▶ Aim of the task
Repeat, line for line, the entries printed below.

Raw records
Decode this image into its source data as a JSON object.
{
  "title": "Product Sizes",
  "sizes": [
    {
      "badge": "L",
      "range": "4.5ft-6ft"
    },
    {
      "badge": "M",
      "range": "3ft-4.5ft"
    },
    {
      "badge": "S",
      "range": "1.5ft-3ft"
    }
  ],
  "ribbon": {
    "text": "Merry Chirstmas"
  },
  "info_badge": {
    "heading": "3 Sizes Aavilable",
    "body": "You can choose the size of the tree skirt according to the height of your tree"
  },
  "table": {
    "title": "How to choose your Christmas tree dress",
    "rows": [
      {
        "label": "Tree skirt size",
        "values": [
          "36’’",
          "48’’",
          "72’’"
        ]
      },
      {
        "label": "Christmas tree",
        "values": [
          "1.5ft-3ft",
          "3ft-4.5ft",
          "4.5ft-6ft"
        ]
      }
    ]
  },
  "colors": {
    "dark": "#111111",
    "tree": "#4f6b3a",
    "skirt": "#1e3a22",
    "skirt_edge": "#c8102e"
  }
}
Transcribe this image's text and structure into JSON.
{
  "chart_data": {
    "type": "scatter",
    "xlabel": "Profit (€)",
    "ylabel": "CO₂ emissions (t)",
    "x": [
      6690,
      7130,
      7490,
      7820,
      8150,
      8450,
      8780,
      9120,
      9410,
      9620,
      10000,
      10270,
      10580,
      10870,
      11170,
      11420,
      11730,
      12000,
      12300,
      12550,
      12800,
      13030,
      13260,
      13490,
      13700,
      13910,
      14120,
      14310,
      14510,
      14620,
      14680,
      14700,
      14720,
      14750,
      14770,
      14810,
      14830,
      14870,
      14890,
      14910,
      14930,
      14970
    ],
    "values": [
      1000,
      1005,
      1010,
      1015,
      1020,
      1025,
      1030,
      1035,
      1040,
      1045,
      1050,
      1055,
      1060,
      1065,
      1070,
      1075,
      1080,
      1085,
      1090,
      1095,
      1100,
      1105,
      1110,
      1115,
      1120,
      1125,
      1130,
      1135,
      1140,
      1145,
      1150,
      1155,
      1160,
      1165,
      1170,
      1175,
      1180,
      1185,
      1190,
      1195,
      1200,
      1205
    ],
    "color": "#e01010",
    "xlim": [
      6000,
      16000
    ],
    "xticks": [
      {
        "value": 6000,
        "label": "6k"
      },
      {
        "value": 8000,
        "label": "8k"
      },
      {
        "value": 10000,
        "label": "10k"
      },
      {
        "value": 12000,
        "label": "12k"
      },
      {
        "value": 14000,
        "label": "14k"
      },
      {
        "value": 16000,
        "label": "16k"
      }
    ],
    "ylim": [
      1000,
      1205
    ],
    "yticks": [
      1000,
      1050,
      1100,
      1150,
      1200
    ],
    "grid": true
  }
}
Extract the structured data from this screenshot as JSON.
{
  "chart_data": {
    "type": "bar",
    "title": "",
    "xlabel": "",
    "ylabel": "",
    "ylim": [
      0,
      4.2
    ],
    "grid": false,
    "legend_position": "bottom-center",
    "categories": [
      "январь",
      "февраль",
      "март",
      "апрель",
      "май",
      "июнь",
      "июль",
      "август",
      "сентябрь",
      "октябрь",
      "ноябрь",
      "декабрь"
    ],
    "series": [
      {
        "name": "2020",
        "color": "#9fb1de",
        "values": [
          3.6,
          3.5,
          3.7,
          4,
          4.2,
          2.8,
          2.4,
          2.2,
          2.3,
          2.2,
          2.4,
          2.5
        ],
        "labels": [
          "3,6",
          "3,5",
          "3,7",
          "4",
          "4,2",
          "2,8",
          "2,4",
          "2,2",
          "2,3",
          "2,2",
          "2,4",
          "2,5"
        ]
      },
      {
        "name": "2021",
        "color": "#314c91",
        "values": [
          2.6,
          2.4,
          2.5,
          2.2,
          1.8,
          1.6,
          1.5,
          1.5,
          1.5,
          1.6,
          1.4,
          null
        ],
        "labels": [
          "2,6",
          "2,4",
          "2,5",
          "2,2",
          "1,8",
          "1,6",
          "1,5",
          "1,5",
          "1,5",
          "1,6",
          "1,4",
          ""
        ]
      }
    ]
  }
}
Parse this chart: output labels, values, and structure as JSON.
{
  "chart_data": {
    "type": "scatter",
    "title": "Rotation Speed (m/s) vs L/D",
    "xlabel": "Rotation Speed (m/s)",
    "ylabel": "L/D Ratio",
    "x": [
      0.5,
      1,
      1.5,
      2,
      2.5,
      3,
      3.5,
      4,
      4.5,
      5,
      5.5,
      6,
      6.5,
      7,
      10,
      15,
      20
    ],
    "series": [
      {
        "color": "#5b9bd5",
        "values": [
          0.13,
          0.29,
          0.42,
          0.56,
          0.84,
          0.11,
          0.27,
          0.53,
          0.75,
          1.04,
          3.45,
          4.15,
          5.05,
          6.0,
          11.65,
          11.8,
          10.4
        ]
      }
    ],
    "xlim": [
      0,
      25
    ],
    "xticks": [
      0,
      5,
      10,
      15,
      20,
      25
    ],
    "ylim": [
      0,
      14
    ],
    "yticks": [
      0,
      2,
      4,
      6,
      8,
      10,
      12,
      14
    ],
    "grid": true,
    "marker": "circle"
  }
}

▶ Right answer
Decode this image into its source data as a JSON object.
{
  "title": "Product Sizes",
  "sizes": [
    {
      "badge": "L",
      "range": "4.5ft-6ft"
    },
    {
      "badge": "M",
      "range": "3ft-4.5ft"
    },
    {
      "badge": "S",
      "range": "1.5ft-3ft"
    }
  ],
  "ribbon": {
    "text": "Merry Chirstmas"
  },
  "info_badge": {
    "heading": "3 Sizes Aavilable",
    "body": "You can choose the size of the tree skirt according to the height of your tree"
  },
  "table": {
    "title": "How to choose your Christmas tree dress",
    "rows": [
      {
        "label": "Tree skirt size",
        "values": [
          "36’’",
          "48’’",
          "72’’"
        ]
      },
      {
        "label": "Christmas tree",
        "values": [
          "1.5ft-3ft",
          "3ft-4.5ft",
          "4.5ft-6ft"
        ]
      }
    ]
  },
  "colors": {
    "dark": "#111111",
    "tree": "#4f6b3a",
    "skirt": "#1e3a22",
    "skirt_edge": "#c8102e"
  }
}
Transcribe this image's text and structure into JSON.
{
  "chart_data": {
    "type": "scatter",
    "xlabel": "Profit (€)",
    "ylabel": "CO₂ emissions (t)",
    "x": [
      6690,
      7130,
      7490,
      7820,
      8150,
      8450,
      8780,
      9120,
      9410,
      9620,
      10000,
      10270,
      10580,
      10870,
      11170,
      11420,
      11730,
      12000,
      12300,
      12550,
      12800,
      13030,
      13260,
      13490,
      13700,
      13910,
      14120,
      14310,
      14510,
      14620,
      14680,
      14700,
      14720,
      14750,
      14770,
      14810,
      14830,
      14870,
      14890,
      14910,
      14930,
      14970
    ],
    "values": [
      1000,
      1005,
      1010,
      1015,
      1020,
      1025,
      1030,
      1035,
      1040,
      1045,
      1050,
      1055,
      1060,
      1065,
      1070,
      1075,
      1080,
      1085,
      1090,
      1095,
      1100,
      1105,
      1110,
      1115,
      1120,
      1125,
      1130,
      1135,
      1140,
      1145,
      1150,
      1155,
      1160,
      1165,
      1170,
      1175,
      1180,
      1185,
      1190,
      1195,
      1200,
      1205
    ],
    "color": "#e01010",
    "xlim": [
      6000,
      16000
    ],
    "xticks": [
      {
        "value": 6000,
        "label": "6k"
      },
      {
        "value": 8000,
        "label": "8k"
      },
      {
        "value": 10000,
        "label": "10k"
      },
      {
        "value": 12000,
        "label": "12k"
      },
      {
        "value": 14000,
        "label": "14k"
      },
      {
        "value": 16000,
        "label": "16k"
      }
    ],
    "ylim": [
      1000,
      1205
    ],
    "yticks": [
      1000,
      1050,
      1100,
      1150,
      1200
    ],
    "grid": true
  }
}
Extract the structured data from this screenshot as JSON.
{
  "chart_data": {
    "type": "bar",
    "title": "",
    "xlabel": "",
    "ylabel": "",
    "ylim": [
      0,
      4.2
    ],
    "grid": false,
    "legend_position": "bottom-center",
    "categories": [
      "январь",
      "февраль",
      "март",
      "апрель",
      "май",
      "июнь",
      "июль",
      "август",
      "сентябрь",
      "октябрь",
      "ноябрь",
      "декабрь"
    ],
    "series": [
      {
        "name": "2020",
        "color": "#9fb1de",
        "values": [
          3.6,
          3.5,
          3.7,
          4,
          4.2,
          2.8,
          2.4,
          2.2,
          2.3,
          2.2,
          2.4,
          2.5
        ],
        "labels": [
          "3,6",
          "3,5",
          "3,7",
          "4",
          "4,2",
          "2,8",
          "2,4",
          "2,2",
          "2,3",
          "2,2",
          "2,4",
          "2,5"
        ]
      },
      {
        "name": "2021",
        "color": "#314c91",
        "values": [
          2.6,
          2.4,
          2.5,
          2.2,
          1.8,
          1.6,
          1.5,
          1.5,
          1.5,
          1.6,
          1.4,
          null
        ],
        "labels": [
          "2,6",
          "2,4",
          "2,5",
          "2,2",
          "1,8",
          "1,6",
          "1,5",
          "1,5",
          "1,5",
          "1,6",
          "1,4",
          ""
        ]
      }
    ]
  }
}
Parse this chart: output labels, values, and structure as JSON.
{
  "chart_data": {
    "type": "scatter",
    "title": "Rotation Speed (m/s) vs L/D",
    "xlabel": "Rotation Speed (m/s)",
    "ylabel": "L/D Ratio",
    "x": [
      0.5,
      1,
      1.5,
      2,
      2.5,
      3,
      3.5,
      4,
      4.5,
      5,
      5.5,
      6,
      6.5,
      7,
      10,
      15,
      20
    ],
    "series": [
      {
        "color": "#5b9bd5",
        "values": [
          0.13,
          0.29,
          0.42,
          0.56,
          0.84,
          0.11,
          0.27,
          0.53,
          0.75,
          1.04,
          3.45,
          4.15,
          5.05,
          6.0,
          11.65,
          11.8,
          10.4
        ]
      }
    ],
    "xlim": [
      0,
      25
    ],
    "xticks": [
      0,
      5,
      10,
      15,
      20,
      25
    ],
    "ylim": [
      0,
      14
    ],
    "yticks": [
      0,
      2,
      4,
      6,
      8,
      10,
      12,
      14
    ],
    "grid": true,
    "marker": "circle"
  }
}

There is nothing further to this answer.